Task requirements:
Say the number of lines containing the string "серии", and say nothing else.

==== Material ====

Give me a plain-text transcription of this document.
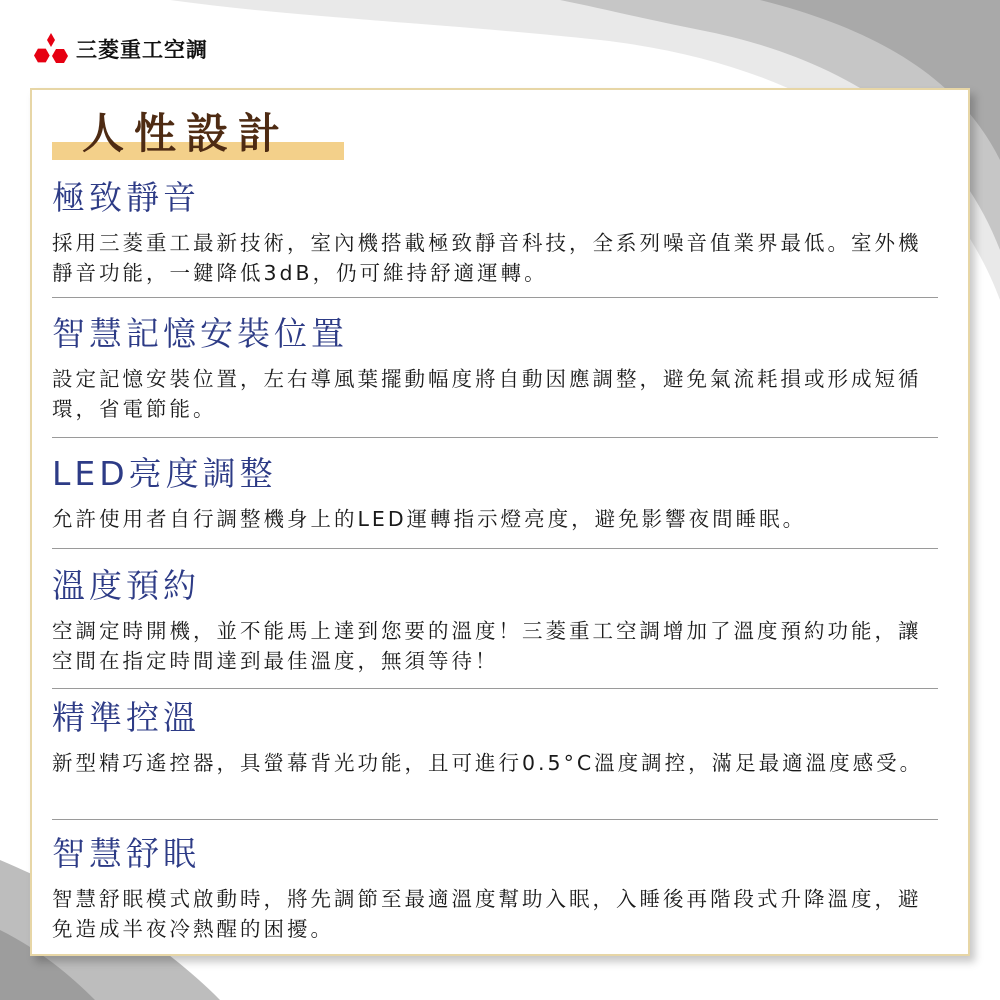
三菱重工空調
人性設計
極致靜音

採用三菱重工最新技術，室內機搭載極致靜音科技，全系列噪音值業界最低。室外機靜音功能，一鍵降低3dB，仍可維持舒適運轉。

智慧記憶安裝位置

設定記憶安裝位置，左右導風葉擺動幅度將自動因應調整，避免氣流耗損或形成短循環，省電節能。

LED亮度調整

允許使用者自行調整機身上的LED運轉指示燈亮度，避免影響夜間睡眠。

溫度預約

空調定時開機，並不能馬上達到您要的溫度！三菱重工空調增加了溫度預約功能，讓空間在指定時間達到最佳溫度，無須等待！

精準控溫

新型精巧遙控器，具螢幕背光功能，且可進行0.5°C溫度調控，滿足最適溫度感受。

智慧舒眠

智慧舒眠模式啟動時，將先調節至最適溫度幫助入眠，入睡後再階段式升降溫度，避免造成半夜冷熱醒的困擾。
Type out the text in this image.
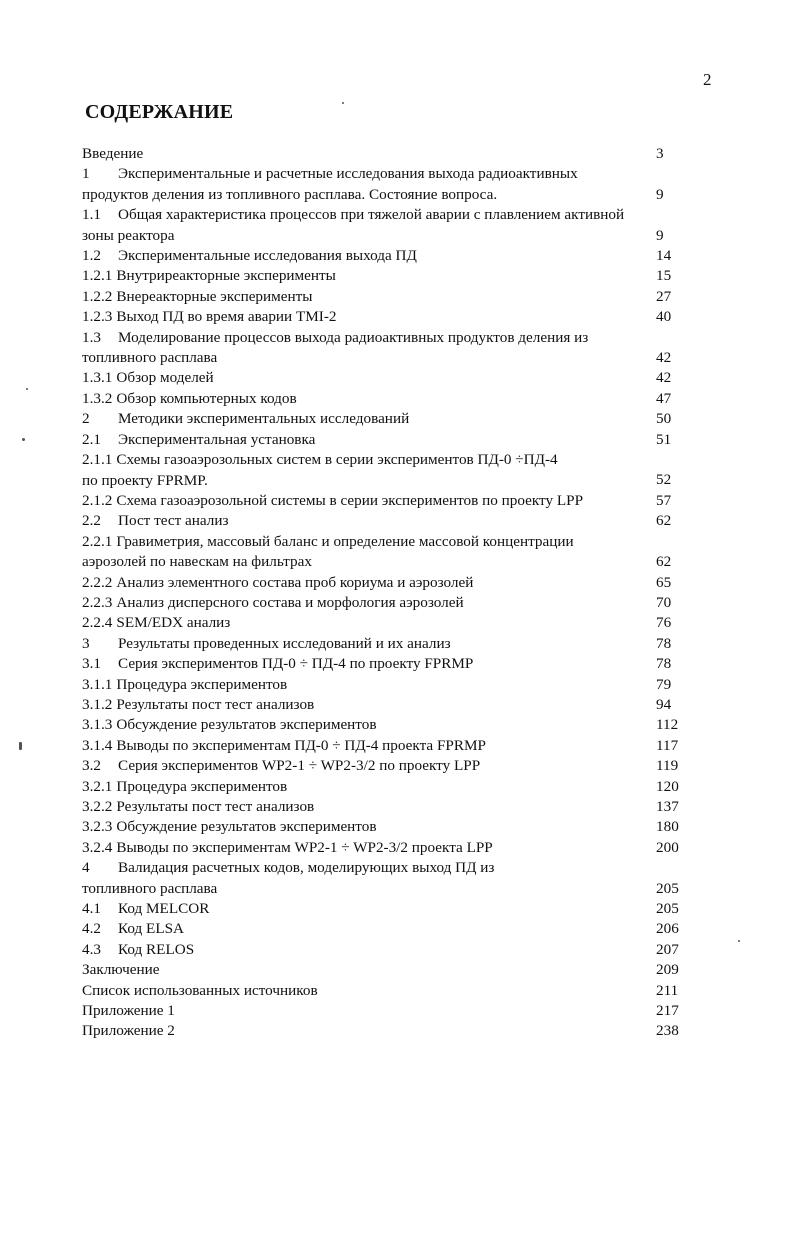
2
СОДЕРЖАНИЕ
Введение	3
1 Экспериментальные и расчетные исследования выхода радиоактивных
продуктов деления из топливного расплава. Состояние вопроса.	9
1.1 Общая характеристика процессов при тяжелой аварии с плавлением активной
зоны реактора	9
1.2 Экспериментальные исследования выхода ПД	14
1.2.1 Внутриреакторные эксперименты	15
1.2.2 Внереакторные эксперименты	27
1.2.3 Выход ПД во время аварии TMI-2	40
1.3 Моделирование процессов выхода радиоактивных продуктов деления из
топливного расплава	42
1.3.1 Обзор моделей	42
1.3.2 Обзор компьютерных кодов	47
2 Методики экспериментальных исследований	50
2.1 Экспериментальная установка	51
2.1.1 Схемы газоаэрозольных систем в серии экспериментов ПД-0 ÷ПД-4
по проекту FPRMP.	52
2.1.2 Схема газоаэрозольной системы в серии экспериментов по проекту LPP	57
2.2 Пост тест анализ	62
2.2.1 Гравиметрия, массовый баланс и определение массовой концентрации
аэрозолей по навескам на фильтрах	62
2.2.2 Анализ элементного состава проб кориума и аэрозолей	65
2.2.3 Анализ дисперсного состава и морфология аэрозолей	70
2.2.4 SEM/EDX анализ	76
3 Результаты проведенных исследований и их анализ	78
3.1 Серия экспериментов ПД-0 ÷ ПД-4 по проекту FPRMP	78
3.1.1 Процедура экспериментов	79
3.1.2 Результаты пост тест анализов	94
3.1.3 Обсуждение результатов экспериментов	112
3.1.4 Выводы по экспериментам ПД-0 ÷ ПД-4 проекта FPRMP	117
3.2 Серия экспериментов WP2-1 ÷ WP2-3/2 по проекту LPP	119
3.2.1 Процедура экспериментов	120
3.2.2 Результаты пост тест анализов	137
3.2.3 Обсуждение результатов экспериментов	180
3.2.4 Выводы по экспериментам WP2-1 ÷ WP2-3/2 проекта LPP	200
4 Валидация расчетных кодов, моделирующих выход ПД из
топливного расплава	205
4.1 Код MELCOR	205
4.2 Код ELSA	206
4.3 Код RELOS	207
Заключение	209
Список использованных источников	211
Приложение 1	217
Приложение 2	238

====

Solution to this problem:
2